Stored data entries ::
▬▬▬

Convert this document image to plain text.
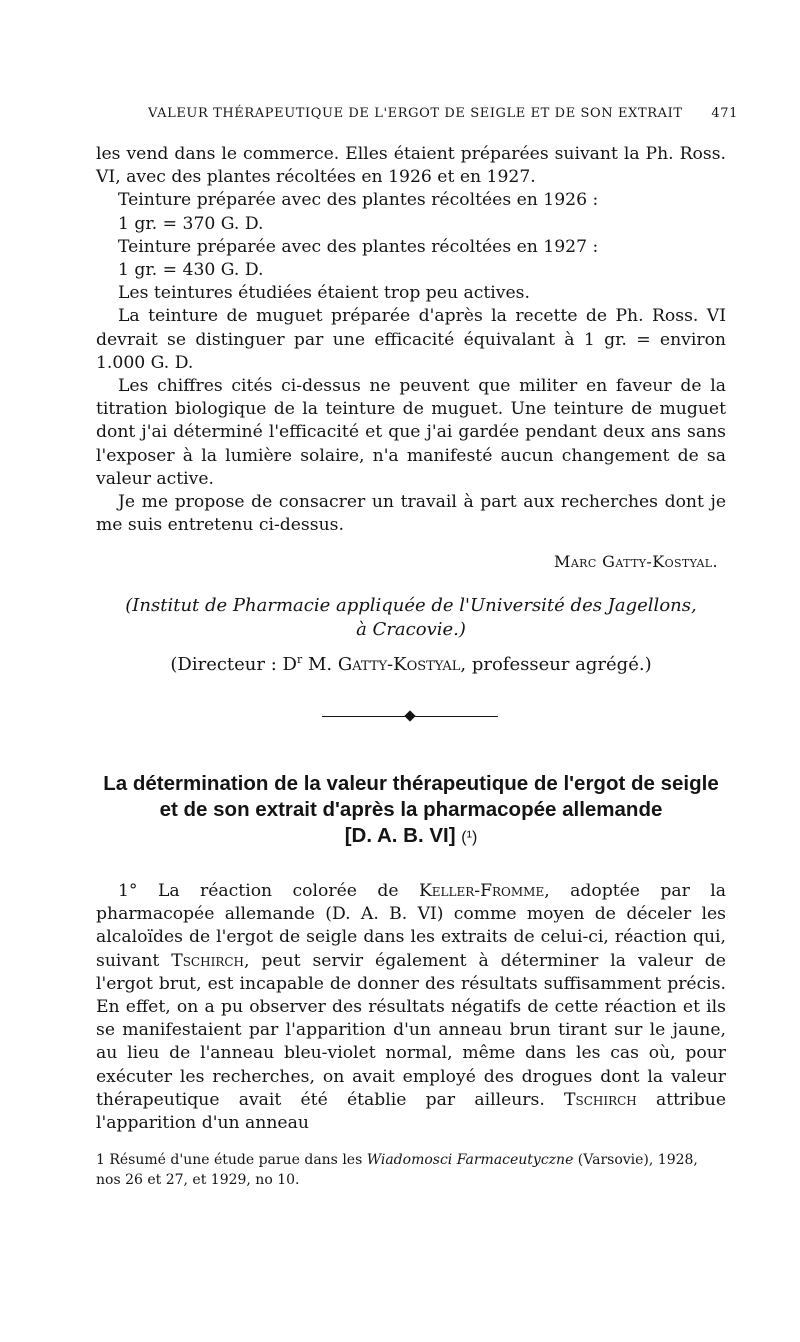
VALEUR THÉRAPEUTIQUE DE L'ERGOT DE SEIGLE ET DE SON EXTRAIT 471

les vend dans le commerce. Elles étaient préparées suivant la Ph. Ross. VI, avec des plantes récoltées en 1926 et en 1927.

Teinture préparée avec des plantes récoltées en 1926 :

1 gr. = 370 G. D.

Teinture préparée avec des plantes récoltées en 1927 :

1 gr. = 430 G. D.

Les teintures étudiées étaient trop peu actives.

La teinture de muguet préparée d'après la recette de Ph. Ross. VI devrait se distinguer par une efficacité équivalant à 1 gr. = environ 1.000 G. D.

Les chiffres cités ci-dessus ne peuvent que militer en faveur de la titration biologique de la teinture de muguet. Une teinture de muguet dont j'ai déterminé l'efficacité et que j'ai gardée pendant deux ans sans l'exposer à la lumière solaire, n'a manifesté aucun changement de sa valeur active.

Je me propose de consacrer un travail à part aux recherches dont je me suis entretenu ci-dessus.

Marc Gatty-Kostyal.
(Institut de Pharmacie appliquée de l'Université des Jagellons,
à Cracovie.)
(Directeur : $D^r$ M. Gatty-Kostyal, professeur agrégé.)
La détermination de la valeur thérapeutique de l'ergot de seigle
et de son extrait d'après la pharmacopée allemande
[D. A. B. VI] (¹)

1° La réaction colorée de Keller-Fromme, adoptée par la pharmacopée allemande (D. A. B. VI) comme moyen de déceler les alcaloïdes de l'ergot de seigle dans les extraits de celui-ci, réaction qui, suivant Tschirch, peut servir également à déterminer la valeur de l'ergot brut, est incapable de donner des résultats suffisamment précis. En effet, on a pu observer des résultats négatifs de cette réaction et ils se manifestaient par l'apparition d'un anneau brun tirant sur le jaune, au lieu de l'anneau bleu-violet normal, même dans les cas où, pour exécuter les recherches, on avait employé des drogues dont la valeur thérapeutique avait été établie par ailleurs. Tschirch attribue l'apparition d'un anneau

1 Résumé d'une étude parue dans les Wiadomosci Farmaceutyczne (Varsovie), 1928, nos 26 et 27, et 1929, no 10.
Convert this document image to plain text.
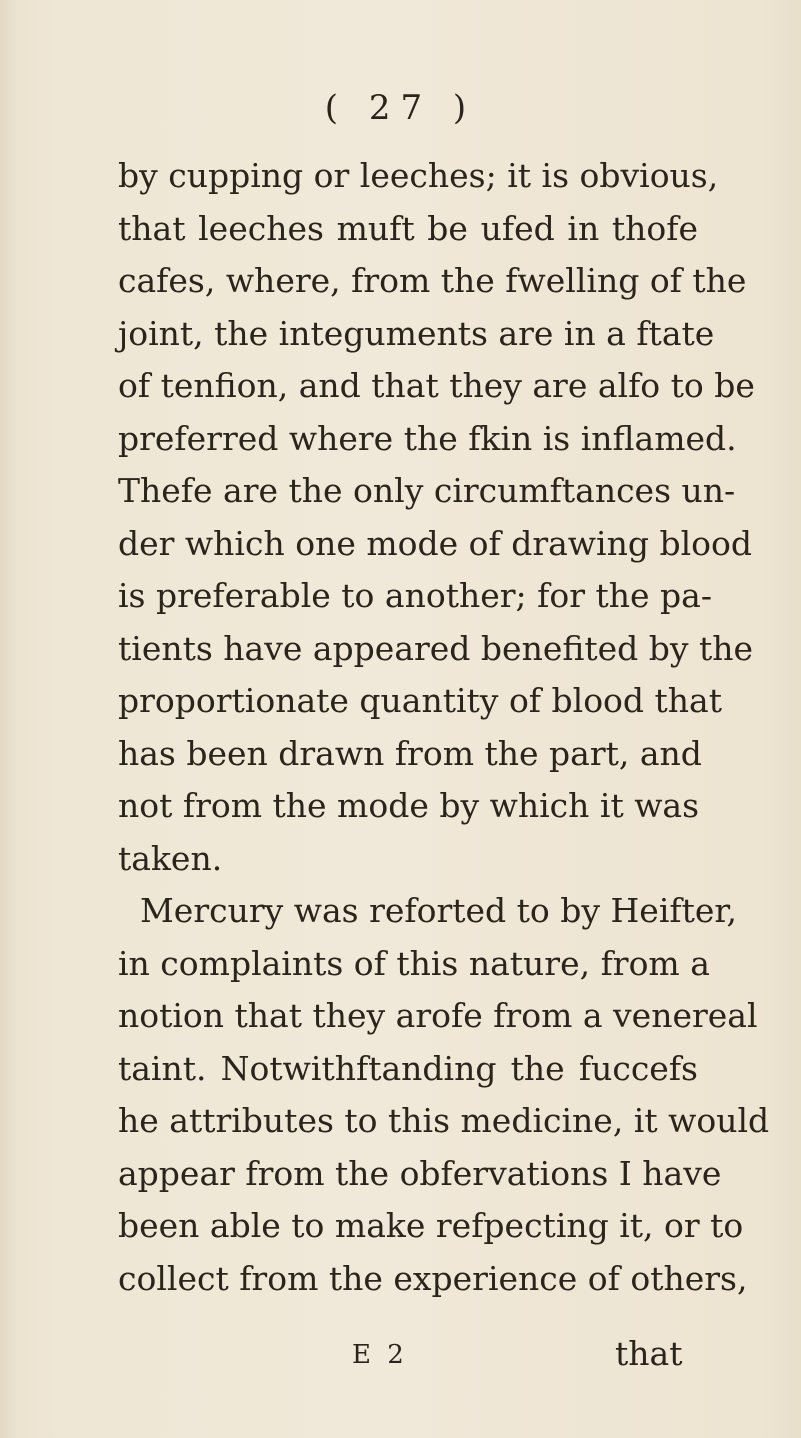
( 27 )
by cupping or leeches; it is obvious,
that leeches muft be ufed in thofe
cafes, where, from the fwelling of the
joint, the integuments are in a ftate
of tenfion, and that they are alfo to be
preferred where the fkin is inflamed.
Thefe are the only circumftances un-
der which one mode of drawing blood
is preferable to another; for the pa-
tients have appeared benefited by the
proportionate quantity of blood that
has been drawn from the part, and
not from the mode by which it was
taken.
Mercury was reforted to by Heifter,
in complaints of this nature, from a
notion that they arofe from a venereal
taint. Notwithftanding the fuccefs
he attributes to this medicine, it would
appear from the obfervations I have
been able to make refpecting it, or to
collect from the experience of others,
E 2	that
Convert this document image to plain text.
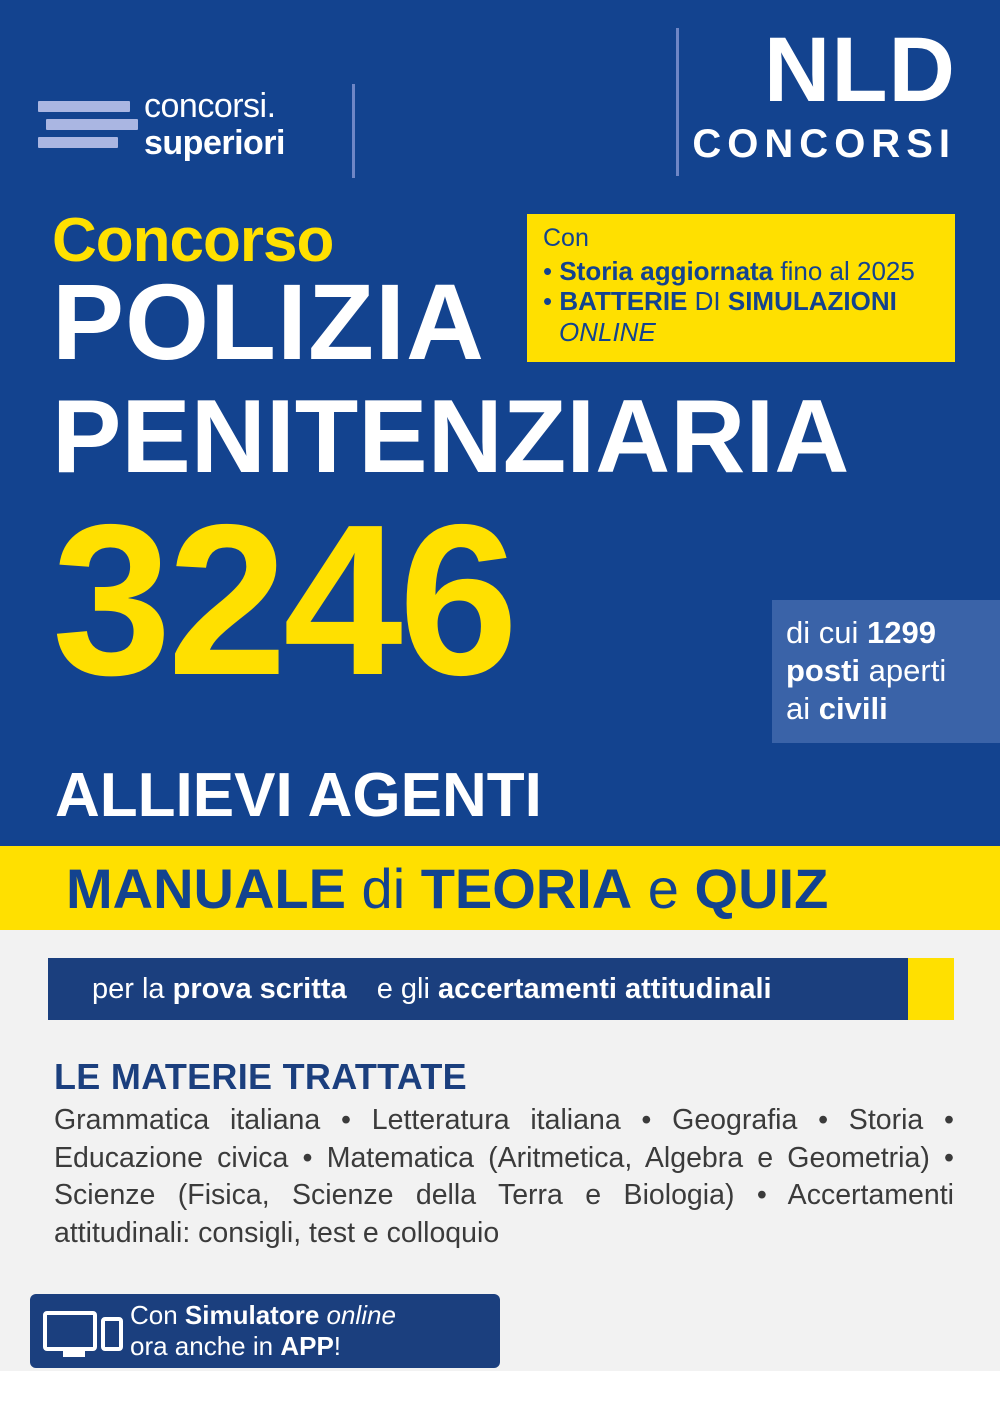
concorsi.
superiori
NLD
CONCORSI
Concorso
POLIZIA
PENITENZIARIA
Con
• Storia aggiornata fino al 2025
• BATTERIE DI SIMULAZIONI
ONLINE
3246	di cui 1299
posti aperti
ai civili
ALLIEVI AGENTI
MANUALE di TEORIA e QUIZ
per la prova scritta e gli accertamenti attitudinali
LE MATERIE TRATTATE
Grammatica italiana • Letteratura italiana • Geografia • Storia • Educazione civica • Matematica (Aritmetica, Algebra e Geometria) • Scienze (Fisica, Scienze della Terra e Biologia) • Accertamenti attitudinali: consigli, test e colloquio
Con Simulatore online
ora anche in APP!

▬▬▬

DIRECTION :: Show the lines of the material that contain the word "where".

CORRECT ANSWER ::
cafes, where, from the fwelling of the
preferred where the fkin is inflamed.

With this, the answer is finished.